◆ What needs to be done: Starting with "People in cults" and going on through "willing to admit.", give that stretch of the passage on cults again with "cults" swapped for "sects".

◆ Reading text:
--------

Saturday, May 18, 2013

A Cult Called Christianity


People in cults allow themselves to believe farfetched stories. Why?  Because it gives them hope – it gives them a means to survive. This is understandable. We all have our own way of coping with the complexity of life and that which we do not understand.  The question is whether we lack understanding due to ignorance, delusion, or denial. The truth is: believing in something you would question as a child implies a far deeper ignorance than most are willing to admit.

Whether you relinquish logic, truth, or sobriety, the only true freedom is from the mind. These are all delusions we allow in order to make peace with our existence. Anything else is too real. We pad our lives with activities so that we can live in denial. Months pass. And then years. Only, some delusions are original and others are taught.  Some are called insanity, and others help to instill value. Some are fleeting while others ever-present. Some are alienating where others create a cult following.

--------

◆ Entries provided:
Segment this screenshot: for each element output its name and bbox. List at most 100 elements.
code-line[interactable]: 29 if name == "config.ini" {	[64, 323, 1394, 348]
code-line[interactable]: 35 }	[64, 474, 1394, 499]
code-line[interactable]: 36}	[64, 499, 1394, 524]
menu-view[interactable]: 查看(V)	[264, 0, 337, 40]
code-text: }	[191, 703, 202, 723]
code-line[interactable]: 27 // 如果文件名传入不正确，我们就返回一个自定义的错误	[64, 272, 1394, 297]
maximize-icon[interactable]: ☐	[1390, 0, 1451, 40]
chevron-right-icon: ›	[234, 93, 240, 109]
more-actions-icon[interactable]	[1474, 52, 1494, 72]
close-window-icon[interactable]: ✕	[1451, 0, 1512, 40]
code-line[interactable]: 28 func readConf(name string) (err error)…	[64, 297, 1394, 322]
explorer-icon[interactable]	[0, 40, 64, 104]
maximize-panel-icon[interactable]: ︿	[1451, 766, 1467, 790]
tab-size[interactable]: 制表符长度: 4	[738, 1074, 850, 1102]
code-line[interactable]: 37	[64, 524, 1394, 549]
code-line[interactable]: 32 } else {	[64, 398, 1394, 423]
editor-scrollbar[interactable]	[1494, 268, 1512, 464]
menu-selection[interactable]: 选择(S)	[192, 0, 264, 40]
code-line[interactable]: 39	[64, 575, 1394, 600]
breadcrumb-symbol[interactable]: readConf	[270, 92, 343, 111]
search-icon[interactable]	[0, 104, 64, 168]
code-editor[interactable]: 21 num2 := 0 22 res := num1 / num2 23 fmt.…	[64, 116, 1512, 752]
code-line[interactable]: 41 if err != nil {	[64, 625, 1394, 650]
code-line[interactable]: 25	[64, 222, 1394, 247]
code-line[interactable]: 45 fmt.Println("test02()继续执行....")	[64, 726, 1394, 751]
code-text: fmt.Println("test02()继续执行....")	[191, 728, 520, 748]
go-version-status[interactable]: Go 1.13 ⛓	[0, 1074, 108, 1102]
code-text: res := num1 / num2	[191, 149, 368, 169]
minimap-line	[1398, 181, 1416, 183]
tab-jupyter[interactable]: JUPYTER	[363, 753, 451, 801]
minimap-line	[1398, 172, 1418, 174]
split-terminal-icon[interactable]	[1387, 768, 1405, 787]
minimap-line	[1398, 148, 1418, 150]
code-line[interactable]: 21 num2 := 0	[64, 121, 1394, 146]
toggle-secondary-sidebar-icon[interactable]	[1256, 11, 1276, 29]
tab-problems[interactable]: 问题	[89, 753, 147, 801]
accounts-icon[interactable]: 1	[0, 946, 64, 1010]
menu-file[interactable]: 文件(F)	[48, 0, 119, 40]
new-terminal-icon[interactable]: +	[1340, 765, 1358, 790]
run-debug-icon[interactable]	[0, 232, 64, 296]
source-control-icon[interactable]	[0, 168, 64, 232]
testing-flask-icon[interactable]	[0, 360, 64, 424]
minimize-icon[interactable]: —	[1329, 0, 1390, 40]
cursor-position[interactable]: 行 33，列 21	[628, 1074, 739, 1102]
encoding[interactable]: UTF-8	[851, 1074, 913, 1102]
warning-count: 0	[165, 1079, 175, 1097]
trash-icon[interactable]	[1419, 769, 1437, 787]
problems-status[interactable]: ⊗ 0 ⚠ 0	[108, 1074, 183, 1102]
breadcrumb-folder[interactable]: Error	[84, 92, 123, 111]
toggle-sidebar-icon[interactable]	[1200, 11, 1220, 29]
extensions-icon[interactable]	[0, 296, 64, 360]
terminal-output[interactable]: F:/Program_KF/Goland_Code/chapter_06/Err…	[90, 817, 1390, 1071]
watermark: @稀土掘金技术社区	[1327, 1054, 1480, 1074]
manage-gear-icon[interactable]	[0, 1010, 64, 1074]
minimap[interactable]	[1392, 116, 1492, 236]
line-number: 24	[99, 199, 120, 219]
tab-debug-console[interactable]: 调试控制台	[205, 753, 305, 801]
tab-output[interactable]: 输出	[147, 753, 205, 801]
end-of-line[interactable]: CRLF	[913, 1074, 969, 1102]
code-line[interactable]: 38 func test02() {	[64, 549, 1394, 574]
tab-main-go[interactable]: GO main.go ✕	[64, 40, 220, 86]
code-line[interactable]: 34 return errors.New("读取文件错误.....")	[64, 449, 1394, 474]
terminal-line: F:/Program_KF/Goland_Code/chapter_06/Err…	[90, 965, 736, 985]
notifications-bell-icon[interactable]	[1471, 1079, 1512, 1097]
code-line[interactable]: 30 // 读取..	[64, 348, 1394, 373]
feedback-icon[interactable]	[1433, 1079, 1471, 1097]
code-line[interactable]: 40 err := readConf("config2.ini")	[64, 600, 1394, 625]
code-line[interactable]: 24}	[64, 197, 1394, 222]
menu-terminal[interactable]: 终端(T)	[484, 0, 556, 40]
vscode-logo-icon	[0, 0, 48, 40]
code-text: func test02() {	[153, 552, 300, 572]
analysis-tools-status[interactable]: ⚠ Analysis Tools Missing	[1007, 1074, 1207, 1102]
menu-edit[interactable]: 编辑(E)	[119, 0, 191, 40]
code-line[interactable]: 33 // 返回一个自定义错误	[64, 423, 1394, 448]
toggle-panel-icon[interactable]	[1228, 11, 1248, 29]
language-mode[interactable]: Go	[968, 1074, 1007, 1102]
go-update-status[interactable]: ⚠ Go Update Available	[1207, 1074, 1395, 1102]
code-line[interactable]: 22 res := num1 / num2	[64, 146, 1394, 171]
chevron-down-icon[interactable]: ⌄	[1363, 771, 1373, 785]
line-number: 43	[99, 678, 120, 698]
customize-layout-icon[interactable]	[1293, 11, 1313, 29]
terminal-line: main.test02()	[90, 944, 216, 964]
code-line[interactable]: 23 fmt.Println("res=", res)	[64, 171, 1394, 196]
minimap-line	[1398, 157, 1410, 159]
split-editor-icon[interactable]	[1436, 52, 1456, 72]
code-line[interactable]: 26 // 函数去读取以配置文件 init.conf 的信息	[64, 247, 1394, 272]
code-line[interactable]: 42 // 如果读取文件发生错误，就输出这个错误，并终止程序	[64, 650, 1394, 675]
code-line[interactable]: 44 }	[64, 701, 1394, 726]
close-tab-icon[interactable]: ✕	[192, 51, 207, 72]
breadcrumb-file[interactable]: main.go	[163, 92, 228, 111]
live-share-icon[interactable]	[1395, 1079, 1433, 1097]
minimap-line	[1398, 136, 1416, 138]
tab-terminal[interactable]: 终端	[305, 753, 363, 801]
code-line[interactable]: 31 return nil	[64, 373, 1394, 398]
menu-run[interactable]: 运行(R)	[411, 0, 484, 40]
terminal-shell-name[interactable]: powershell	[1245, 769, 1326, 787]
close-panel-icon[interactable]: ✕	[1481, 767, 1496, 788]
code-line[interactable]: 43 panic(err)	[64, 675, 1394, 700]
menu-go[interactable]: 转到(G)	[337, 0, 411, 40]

--------

◆ Output:
People in sects allow themselves to believe farfetched stories. Why?  Because it gives them hope – it gives them a means to survive. This is understandable. We all have our own way of coping with the complexity of life and that which we do not understand.  The question is whether we lack understanding due to ignorance, delusion, or denial. The truth is: believing in something you would question as a child implies a far deeper ignorance than most are willing to admit.